**Task goal:**
Present every line in which the string "даже" appears.

• • • • • • •

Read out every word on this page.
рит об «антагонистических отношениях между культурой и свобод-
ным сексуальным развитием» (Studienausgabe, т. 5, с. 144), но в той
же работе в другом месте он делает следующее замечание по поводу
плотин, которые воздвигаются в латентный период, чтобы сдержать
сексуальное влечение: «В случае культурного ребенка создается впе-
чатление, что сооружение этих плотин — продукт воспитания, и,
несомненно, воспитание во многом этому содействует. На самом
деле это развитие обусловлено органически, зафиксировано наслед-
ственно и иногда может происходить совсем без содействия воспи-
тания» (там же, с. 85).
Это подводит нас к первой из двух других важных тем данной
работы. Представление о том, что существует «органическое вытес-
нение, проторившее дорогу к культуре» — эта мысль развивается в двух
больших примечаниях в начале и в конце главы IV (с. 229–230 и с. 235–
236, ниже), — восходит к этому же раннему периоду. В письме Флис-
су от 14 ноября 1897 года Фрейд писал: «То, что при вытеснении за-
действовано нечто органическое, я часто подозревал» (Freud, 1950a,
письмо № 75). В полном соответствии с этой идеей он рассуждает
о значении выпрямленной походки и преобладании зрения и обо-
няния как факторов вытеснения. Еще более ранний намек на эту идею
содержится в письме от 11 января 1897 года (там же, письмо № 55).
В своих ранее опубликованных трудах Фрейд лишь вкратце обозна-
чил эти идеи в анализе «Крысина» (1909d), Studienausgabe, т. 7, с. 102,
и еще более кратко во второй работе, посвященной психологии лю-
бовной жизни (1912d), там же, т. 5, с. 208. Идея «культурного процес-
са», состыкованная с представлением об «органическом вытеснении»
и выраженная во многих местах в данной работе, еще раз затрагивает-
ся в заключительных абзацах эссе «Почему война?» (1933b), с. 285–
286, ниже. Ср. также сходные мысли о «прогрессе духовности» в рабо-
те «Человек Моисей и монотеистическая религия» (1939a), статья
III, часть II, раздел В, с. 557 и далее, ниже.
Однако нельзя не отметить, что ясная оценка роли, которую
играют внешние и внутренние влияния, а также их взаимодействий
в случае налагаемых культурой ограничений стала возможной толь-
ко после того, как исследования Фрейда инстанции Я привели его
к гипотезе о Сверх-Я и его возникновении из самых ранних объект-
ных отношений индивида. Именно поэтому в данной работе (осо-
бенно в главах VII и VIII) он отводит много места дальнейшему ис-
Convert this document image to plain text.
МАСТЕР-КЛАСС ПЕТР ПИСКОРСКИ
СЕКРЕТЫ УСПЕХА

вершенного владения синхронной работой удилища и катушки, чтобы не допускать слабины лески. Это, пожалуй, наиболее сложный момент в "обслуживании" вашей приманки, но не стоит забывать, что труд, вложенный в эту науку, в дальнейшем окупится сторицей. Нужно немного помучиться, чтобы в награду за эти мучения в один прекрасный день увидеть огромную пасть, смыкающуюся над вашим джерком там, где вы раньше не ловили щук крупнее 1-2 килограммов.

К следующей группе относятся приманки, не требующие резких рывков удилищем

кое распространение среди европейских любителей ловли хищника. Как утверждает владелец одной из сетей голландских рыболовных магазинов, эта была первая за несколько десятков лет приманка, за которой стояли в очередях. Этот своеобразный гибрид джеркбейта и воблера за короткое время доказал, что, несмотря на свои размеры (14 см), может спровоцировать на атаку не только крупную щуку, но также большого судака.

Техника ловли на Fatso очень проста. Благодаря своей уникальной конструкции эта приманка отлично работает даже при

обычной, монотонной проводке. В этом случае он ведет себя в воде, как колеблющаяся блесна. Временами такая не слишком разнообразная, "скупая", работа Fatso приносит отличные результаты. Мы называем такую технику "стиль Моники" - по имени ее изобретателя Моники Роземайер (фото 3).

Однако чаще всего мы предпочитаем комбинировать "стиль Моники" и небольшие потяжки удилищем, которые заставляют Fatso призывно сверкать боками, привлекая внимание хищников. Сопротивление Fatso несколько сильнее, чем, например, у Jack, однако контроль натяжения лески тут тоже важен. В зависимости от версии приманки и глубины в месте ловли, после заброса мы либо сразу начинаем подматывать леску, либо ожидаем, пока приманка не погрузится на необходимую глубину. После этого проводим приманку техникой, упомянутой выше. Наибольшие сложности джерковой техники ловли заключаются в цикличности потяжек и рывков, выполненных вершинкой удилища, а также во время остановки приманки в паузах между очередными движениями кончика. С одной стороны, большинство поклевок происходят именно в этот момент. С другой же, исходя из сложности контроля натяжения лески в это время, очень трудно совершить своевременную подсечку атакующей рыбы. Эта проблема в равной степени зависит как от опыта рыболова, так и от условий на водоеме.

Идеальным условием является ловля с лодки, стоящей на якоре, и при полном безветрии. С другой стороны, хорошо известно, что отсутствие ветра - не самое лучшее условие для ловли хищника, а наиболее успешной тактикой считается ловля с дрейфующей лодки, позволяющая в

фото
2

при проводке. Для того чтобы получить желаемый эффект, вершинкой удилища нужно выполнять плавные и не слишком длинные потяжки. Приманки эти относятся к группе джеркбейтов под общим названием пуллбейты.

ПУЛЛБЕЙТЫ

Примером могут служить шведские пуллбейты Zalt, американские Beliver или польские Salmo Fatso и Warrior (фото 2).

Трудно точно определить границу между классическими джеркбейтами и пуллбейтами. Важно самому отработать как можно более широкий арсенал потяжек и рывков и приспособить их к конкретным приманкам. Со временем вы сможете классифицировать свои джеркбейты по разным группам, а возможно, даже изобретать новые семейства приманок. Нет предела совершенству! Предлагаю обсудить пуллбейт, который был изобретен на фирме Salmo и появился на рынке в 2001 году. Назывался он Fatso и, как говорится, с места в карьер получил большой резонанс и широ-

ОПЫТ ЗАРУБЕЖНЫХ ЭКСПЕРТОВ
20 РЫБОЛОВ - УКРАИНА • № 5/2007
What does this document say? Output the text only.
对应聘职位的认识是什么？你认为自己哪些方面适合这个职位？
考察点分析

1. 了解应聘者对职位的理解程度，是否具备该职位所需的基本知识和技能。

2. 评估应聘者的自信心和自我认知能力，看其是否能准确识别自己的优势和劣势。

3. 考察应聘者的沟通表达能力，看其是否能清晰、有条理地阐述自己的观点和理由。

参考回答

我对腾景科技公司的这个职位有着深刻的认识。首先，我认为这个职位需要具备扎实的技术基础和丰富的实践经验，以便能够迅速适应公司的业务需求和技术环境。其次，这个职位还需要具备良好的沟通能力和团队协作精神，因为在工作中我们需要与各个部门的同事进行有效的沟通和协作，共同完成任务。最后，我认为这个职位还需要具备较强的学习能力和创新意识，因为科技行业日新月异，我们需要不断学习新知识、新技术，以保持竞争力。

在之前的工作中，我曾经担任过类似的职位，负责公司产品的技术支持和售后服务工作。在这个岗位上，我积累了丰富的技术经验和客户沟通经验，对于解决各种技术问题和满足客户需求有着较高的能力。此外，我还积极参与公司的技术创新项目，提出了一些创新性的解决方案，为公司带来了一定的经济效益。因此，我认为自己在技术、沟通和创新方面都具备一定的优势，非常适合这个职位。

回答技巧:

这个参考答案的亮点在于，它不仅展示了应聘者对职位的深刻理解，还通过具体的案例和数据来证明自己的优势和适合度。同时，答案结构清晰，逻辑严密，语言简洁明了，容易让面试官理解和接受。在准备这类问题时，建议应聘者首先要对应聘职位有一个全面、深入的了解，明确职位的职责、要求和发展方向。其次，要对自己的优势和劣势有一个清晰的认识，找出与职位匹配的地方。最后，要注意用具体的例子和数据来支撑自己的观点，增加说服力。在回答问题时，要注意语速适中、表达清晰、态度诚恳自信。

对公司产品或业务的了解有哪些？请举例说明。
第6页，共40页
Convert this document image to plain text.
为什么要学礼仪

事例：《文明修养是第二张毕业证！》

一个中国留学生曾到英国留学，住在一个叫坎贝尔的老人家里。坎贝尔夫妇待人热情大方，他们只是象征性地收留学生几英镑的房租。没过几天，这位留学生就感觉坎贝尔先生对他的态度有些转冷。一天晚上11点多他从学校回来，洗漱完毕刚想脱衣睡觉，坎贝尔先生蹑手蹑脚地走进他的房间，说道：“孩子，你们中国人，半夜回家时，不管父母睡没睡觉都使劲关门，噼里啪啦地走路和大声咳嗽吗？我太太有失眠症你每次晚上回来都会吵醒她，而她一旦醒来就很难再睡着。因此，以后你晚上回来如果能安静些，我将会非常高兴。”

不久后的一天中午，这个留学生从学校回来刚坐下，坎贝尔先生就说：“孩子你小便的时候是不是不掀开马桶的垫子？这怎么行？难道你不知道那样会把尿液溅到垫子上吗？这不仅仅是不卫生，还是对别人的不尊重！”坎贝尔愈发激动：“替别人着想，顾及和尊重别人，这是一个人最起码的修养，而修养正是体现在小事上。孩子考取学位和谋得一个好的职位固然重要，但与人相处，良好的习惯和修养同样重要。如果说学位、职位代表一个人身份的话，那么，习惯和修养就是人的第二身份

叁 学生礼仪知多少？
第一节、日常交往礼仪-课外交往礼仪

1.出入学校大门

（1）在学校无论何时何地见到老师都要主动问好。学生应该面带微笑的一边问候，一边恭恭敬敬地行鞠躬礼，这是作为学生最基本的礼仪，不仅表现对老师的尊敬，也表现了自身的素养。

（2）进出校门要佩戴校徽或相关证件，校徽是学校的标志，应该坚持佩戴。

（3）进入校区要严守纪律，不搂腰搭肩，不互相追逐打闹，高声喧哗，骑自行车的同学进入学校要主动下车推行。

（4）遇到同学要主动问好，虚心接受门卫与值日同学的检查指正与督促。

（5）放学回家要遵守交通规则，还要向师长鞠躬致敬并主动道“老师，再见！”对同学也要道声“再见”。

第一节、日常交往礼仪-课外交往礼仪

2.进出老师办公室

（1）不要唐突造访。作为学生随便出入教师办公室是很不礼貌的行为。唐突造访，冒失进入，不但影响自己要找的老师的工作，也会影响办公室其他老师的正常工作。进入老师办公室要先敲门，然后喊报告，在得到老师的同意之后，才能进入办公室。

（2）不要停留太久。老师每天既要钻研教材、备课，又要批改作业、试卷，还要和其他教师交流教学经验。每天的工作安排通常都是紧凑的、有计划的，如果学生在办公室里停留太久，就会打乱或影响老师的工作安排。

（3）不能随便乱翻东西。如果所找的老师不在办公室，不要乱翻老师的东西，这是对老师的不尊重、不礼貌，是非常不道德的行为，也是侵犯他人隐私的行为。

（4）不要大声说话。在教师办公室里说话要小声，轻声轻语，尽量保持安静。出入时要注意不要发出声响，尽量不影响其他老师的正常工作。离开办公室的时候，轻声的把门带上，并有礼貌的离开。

• • • • • • •

**The response:**
Техника ловли на Fatso очень проста. Благодаря своей уникальной конструкции эта приманка отлично работает даже при
Трудно точно определить границу между классическими джеркбейтами и пуллбейтами. Важно самому отработать как можно более широкий арсенал потяжек и рывков и приспособить их к конкретным приманкам. Со временем вы сможете классифицировать свои джеркбейты по разным группам, а возможно, даже изобретать новые семейства приманок. Нет предела совершенству! Предлагаю обсудить пуллбейт, который был изобретен на фирме Salmo и появился на рынке в 2001 году. Назывался он Fatso и, как говорится, с места в карьер получил большой резонанс и широ-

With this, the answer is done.